**The problem**:
Nothing but an exact copy of the data should be given.

**Provided material**:

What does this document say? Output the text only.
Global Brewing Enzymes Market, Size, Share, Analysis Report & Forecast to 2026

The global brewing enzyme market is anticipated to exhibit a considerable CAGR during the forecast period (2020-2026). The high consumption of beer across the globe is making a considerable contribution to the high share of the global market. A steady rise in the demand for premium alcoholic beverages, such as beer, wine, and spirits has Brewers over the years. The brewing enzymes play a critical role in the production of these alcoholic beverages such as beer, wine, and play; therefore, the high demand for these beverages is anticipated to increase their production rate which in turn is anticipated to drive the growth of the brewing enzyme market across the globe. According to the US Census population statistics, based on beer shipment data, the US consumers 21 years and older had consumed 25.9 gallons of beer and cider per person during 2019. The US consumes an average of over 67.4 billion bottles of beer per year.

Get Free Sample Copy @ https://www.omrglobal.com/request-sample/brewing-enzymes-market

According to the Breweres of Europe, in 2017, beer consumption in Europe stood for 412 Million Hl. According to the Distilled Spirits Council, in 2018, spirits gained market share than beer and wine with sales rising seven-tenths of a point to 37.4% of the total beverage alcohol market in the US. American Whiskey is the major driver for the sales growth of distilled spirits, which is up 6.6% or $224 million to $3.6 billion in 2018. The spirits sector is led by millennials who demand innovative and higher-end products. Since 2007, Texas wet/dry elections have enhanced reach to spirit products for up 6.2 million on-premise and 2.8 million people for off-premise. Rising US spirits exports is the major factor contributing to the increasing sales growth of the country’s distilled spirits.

**Solution below**:
What does this document say? Output the text only.
Global Brewing Enzymes Market, Size, Share, Analysis Report & Forecast to 2026

The global brewing enzyme market is anticipated to exhibit a considerable CAGR during the forecast period (2020-2026). The high consumption of beer across the globe is making a considerable contribution to the high share of the global market. A steady rise in the demand for premium alcoholic beverages, such as beer, wine, and spirits has Brewers over the years. The brewing enzymes play a critical role in the production of these alcoholic beverages such as beer, wine, and play; therefore, the high demand for these beverages is anticipated to increase their production rate which in turn is anticipated to drive the growth of the brewing enzyme market across the globe. According to the US Census population statistics, based on beer shipment data, the US consumers 21 years and older had consumed 25.9 gallons of beer and cider per person during 2019. The US consumes an average of over 67.4 billion bottles of beer per year.

Get Free Sample Copy @ https://www.omrglobal.com/request-sample/brewing-enzymes-market

According to the Breweres of Europe, in 2017, beer consumption in Europe stood for 412 Million Hl. According to the Distilled Spirits Council, in 2018, spirits gained market share than beer and wine with sales rising seven-tenths of a point to 37.4% of the total beverage alcohol market in the US. American Whiskey is the major driver for the sales growth of distilled spirits, which is up 6.6% or $224 million to $3.6 billion in 2018. The spirits sector is led by millennials who demand innovative and higher-end products. Since 2007, Texas wet/dry elections have enhanced reach to spirit products for up 6.2 million on-premise and 2.8 million people for off-premise. Rising US spirits exports is the major factor contributing to the increasing sales growth of the country’s distilled spirits.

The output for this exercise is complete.